◆ **To be done**:
Begin with the line containing "Transcribe the text in this document." and copy each line exactly through the last line of the entries, inclusive.

◆ **Data**:
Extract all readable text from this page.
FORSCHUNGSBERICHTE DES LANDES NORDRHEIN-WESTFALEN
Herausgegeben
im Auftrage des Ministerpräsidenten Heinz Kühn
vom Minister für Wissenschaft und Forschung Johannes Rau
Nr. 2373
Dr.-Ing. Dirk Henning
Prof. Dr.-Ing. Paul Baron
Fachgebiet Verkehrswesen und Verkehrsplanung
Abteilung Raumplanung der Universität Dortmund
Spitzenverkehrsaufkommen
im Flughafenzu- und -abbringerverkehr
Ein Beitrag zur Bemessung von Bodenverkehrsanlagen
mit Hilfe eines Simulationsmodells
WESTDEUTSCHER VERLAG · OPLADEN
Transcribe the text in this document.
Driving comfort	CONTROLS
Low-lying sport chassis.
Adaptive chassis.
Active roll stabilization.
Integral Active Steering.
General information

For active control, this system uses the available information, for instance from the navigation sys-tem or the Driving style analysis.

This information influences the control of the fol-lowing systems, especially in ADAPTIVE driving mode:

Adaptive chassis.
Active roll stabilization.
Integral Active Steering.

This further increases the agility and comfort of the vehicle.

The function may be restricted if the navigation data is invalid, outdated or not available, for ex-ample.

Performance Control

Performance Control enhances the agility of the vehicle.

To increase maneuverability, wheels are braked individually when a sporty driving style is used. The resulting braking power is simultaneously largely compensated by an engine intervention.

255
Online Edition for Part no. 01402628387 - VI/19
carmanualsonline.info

◆ **Full answer**:
Transcribe the text in this document.
Driving comfort	CONTROLS
Low-lying sport chassis.
Adaptive chassis.
Active roll stabilization.
Integral Active Steering.
General information

For active control, this system uses the available information, for instance from the navigation sys-tem or the Driving style analysis.

This information influences the control of the fol-lowing systems, especially in ADAPTIVE driving mode:

Adaptive chassis.
Active roll stabilization.
Integral Active Steering.

This further increases the agility and comfort of the vehicle.

The function may be restricted if the navigation data is invalid, outdated or not available, for ex-ample.

Performance Control

Performance Control enhances the agility of the vehicle.

To increase maneuverability, wheels are braked individually when a sporty driving style is used. The resulting braking power is simultaneously largely compensated by an engine intervention.

255
Online Edition for Part no. 01402628387 - VI/19
carmanualsonline.info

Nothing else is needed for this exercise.